EXERCISE DIRECTIONS. Leave out the pictures; transcribe all else exactly.

SOURCE DATA.
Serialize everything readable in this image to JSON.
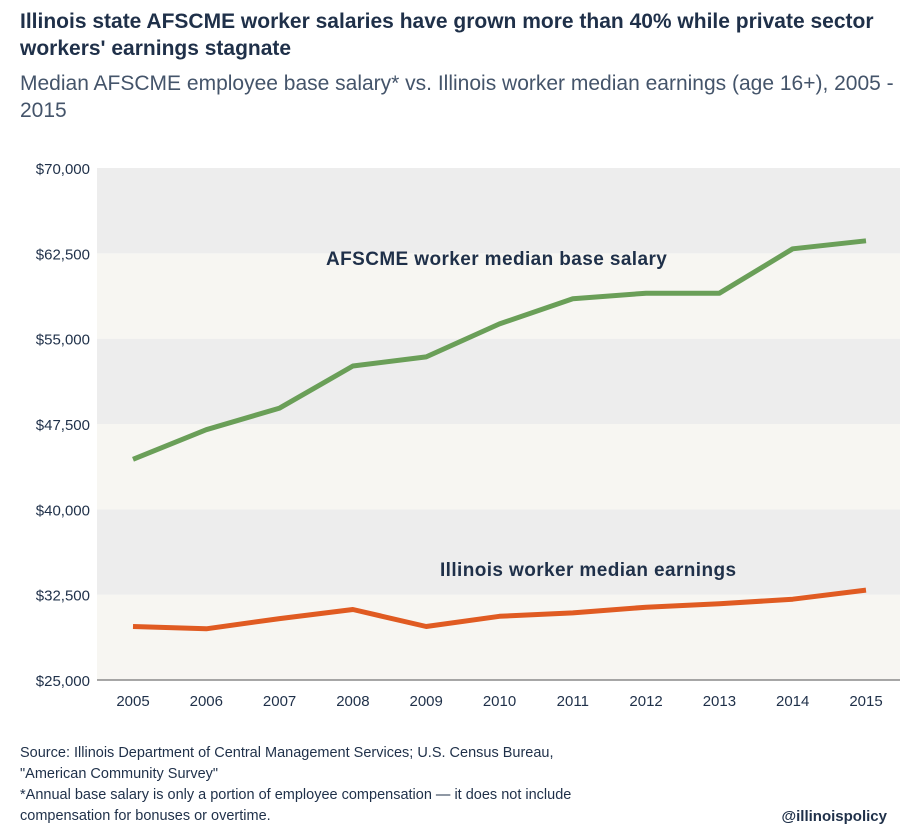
{
  "title": "Illinois state AFSCME worker salaries have grown more than 40% while private sector workers' earnings stagnate",
  "subtitle": "Median AFSCME employee base salary* vs. Illinois worker median earnings (age 16+), 2005 - 2015",
  "source_lines": [
    "Source: Illinois Department of Central Management Services; U.S. Census Bureau,",
    "\"American Community Survey\"",
    "*Annual base salary is only a portion of employee compensation — it does not include",
    "compensation for bonuses or overtime."
  ],
  "handle": "@illinoispolicy",
  "colors": {
    "afscme": "#6a9f58",
    "illinois": "#e05b22",
    "band_dark": "#ededed",
    "band_light": "#f7f6f2",
    "text": "#1f3049"
  },
  "chart_data": {
    "type": "line",
    "x": [
      "2005",
      "2006",
      "2007",
      "2008",
      "2009",
      "2010",
      "2011",
      "2012",
      "2013",
      "2014",
      "2015"
    ],
    "series": [
      {
        "name": "AFSCME worker median base salary",
        "color": "#6a9f58",
        "values": [
          44400,
          47000,
          48900,
          52600,
          53400,
          56300,
          58500,
          59000,
          59000,
          62900,
          63600
        ]
      },
      {
        "name": "Illinois worker median earnings",
        "color": "#e05b22",
        "values": [
          29700,
          29500,
          30400,
          31200,
          29700,
          30600,
          30900,
          31400,
          31700,
          32100,
          32900
        ]
      }
    ],
    "ylim": [
      25000,
      70000
    ],
    "yticks": [
      25000,
      32500,
      40000,
      47500,
      55000,
      62500,
      70000
    ],
    "ytick_labels": [
      "$25,000",
      "$32,500",
      "$40,000",
      "$47,500",
      "$55,000",
      "$62,500",
      "$70,000"
    ],
    "grid": "alternating bands",
    "legend": "inline labels"
  }
}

SOLUTION BELOW.
Serialize everything readable in this image to JSON.
{
  "title": "Illinois state AFSCME worker salaries have grown more than 40% while private sector workers' earnings stagnate",
  "subtitle": "Median AFSCME employee base salary* vs. Illinois worker median earnings (age 16+), 2005 - 2015",
  "source_lines": [
    "Source: Illinois Department of Central Management Services; U.S. Census Bureau,",
    "\"American Community Survey\"",
    "*Annual base salary is only a portion of employee compensation — it does not include",
    "compensation for bonuses or overtime."
  ],
  "handle": "@illinoispolicy",
  "colors": {
    "afscme": "#6a9f58",
    "illinois": "#e05b22",
    "band_dark": "#ededed",
    "band_light": "#f7f6f2",
    "text": "#1f3049"
  },
  "chart_data": {
    "type": "line",
    "x": [
      "2005",
      "2006",
      "2007",
      "2008",
      "2009",
      "2010",
      "2011",
      "2012",
      "2013",
      "2014",
      "2015"
    ],
    "series": [
      {
        "name": "AFSCME worker median base salary",
        "color": "#6a9f58",
        "values": [
          44400,
          47000,
          48900,
          52600,
          53400,
          56300,
          58500,
          59000,
          59000,
          62900,
          63600
        ]
      },
      {
        "name": "Illinois worker median earnings",
        "color": "#e05b22",
        "values": [
          29700,
          29500,
          30400,
          31200,
          29700,
          30600,
          30900,
          31400,
          31700,
          32100,
          32900
        ]
      }
    ],
    "ylim": [
      25000,
      70000
    ],
    "yticks": [
      25000,
      32500,
      40000,
      47500,
      55000,
      62500,
      70000
    ],
    "ytick_labels": [
      "$25,000",
      "$32,500",
      "$40,000",
      "$47,500",
      "$55,000",
      "$62,500",
      "$70,000"
    ],
    "grid": "alternating bands",
    "legend": "inline labels"
  }
}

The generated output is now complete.